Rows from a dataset
▼
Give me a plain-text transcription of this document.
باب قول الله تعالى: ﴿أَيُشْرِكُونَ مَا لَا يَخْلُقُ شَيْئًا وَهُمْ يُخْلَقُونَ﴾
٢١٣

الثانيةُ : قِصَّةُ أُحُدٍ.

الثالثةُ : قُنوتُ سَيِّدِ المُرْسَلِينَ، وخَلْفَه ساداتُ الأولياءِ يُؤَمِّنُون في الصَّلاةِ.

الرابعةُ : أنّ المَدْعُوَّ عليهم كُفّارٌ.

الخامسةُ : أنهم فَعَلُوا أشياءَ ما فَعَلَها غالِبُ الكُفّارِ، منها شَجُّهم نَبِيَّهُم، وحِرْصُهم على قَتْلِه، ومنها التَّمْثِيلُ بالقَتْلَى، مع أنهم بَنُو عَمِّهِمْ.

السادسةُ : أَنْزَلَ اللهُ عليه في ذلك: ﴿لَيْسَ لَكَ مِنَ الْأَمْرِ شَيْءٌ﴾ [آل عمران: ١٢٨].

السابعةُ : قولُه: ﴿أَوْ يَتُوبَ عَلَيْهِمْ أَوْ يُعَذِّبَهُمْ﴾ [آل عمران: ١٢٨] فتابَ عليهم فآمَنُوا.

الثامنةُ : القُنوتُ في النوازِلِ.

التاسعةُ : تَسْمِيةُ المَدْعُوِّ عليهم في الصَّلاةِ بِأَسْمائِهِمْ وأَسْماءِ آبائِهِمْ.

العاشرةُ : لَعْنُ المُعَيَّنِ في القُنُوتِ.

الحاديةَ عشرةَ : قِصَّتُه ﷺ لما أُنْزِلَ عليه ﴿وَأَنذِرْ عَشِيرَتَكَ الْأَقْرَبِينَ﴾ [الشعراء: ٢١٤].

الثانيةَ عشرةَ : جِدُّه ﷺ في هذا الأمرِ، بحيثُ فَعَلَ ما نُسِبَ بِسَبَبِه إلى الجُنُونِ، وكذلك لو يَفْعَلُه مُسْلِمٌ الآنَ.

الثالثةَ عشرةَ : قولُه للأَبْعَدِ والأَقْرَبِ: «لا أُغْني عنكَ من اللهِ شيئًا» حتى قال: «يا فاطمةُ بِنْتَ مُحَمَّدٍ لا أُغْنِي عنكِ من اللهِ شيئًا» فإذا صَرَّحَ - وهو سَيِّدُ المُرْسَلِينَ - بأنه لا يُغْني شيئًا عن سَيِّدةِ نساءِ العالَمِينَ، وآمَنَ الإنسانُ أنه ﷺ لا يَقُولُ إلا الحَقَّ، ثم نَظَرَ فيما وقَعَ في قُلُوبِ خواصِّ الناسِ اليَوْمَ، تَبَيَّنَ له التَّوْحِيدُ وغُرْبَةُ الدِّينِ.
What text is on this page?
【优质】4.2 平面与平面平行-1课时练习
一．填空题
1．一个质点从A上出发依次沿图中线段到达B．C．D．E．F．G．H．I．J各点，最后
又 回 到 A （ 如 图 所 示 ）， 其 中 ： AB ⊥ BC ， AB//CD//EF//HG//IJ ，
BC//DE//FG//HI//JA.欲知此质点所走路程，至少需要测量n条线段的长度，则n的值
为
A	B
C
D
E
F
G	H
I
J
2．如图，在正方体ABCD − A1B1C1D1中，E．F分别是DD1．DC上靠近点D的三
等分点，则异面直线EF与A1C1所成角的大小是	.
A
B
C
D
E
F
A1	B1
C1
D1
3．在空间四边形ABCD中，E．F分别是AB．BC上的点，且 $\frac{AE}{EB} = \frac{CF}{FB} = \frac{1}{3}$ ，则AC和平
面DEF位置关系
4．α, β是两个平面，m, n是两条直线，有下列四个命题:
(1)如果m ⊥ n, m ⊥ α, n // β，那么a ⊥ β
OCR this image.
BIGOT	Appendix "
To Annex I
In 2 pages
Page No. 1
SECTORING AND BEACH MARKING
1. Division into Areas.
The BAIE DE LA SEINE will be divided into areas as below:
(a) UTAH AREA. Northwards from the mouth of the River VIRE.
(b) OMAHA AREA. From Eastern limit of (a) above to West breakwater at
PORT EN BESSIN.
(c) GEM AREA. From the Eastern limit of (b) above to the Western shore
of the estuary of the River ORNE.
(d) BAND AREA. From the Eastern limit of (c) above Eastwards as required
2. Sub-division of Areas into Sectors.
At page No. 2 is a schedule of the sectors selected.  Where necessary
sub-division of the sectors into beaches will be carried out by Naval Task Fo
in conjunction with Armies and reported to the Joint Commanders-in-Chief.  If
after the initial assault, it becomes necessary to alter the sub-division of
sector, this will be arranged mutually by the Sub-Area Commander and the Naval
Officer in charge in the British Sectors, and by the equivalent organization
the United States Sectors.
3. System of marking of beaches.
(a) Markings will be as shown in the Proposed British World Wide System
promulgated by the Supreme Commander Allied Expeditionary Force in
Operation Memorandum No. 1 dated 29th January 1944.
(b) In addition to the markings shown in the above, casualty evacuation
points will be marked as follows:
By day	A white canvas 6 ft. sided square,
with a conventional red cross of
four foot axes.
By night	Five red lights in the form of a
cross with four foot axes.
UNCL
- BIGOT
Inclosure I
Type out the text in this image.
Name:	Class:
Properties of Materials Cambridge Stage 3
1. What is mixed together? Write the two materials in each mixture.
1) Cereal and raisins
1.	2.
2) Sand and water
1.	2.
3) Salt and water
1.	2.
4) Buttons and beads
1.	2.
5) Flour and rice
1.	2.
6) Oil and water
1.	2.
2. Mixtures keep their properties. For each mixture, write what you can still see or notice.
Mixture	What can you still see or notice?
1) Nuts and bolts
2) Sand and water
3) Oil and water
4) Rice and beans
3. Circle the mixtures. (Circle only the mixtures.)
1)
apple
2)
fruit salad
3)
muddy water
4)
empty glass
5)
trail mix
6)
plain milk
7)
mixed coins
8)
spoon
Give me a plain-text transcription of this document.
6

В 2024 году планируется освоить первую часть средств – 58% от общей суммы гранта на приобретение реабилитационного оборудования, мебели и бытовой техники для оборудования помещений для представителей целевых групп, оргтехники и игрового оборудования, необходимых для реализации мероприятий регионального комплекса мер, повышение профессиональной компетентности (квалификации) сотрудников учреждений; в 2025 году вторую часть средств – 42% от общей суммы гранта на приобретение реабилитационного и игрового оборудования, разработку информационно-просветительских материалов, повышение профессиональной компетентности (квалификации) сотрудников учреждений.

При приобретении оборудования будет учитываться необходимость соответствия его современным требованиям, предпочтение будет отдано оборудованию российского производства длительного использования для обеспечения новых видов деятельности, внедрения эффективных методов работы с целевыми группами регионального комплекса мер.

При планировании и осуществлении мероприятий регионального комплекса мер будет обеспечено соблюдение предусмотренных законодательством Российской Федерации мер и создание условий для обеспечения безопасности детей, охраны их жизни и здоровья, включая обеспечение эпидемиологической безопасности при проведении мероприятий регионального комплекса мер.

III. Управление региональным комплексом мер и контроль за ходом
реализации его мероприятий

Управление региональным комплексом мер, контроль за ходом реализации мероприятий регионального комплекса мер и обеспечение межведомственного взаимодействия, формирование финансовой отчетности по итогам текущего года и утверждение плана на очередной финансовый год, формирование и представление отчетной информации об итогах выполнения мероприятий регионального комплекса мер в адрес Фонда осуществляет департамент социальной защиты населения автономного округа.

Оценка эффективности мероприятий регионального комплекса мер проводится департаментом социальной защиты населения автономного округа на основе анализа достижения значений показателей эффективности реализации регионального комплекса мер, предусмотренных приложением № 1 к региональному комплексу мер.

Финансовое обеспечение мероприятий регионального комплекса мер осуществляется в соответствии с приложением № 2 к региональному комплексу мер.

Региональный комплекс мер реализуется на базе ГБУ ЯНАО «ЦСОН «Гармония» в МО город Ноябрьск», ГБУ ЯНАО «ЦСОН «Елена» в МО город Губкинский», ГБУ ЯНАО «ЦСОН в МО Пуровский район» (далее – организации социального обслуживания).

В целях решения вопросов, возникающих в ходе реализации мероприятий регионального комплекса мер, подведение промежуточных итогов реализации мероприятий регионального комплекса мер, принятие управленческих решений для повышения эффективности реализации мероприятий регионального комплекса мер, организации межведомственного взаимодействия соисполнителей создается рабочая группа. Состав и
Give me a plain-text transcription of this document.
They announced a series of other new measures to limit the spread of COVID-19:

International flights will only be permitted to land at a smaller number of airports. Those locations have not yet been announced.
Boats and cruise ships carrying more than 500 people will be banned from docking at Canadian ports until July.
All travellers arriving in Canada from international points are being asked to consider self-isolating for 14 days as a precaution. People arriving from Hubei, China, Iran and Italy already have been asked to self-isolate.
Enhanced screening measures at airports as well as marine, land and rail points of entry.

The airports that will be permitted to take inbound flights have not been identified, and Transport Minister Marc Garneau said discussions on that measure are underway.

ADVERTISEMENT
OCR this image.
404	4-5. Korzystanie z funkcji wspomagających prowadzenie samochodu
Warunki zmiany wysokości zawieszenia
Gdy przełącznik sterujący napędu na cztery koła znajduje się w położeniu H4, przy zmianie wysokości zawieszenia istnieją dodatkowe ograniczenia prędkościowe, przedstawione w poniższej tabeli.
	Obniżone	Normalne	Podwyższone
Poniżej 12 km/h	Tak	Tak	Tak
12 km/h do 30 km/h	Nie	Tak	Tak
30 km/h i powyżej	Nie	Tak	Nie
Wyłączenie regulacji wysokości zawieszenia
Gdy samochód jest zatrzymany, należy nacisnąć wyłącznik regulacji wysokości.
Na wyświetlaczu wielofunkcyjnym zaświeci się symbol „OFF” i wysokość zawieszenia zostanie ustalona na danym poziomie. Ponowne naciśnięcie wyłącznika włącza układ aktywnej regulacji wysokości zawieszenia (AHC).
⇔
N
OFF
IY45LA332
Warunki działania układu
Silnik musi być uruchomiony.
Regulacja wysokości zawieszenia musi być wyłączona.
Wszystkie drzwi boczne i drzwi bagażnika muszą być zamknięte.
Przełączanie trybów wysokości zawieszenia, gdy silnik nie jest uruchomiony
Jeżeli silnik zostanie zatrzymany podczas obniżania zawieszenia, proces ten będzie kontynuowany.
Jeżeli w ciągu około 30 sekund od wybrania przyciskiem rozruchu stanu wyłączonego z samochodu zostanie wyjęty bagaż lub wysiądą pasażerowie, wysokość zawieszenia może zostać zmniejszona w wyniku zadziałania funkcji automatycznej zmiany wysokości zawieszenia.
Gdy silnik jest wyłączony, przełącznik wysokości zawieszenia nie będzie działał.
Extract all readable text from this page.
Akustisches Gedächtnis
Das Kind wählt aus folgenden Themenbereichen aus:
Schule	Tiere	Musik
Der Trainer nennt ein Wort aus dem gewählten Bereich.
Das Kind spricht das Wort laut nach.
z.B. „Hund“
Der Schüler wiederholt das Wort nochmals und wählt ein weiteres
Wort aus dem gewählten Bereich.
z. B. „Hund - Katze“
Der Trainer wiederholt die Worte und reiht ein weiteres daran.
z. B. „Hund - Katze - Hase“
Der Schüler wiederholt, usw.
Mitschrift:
▲
THE EXERCISE: Give only the number of lines in the material above where the string "Управление" appears.

ANSWER FOR THIS EXERCISE: 2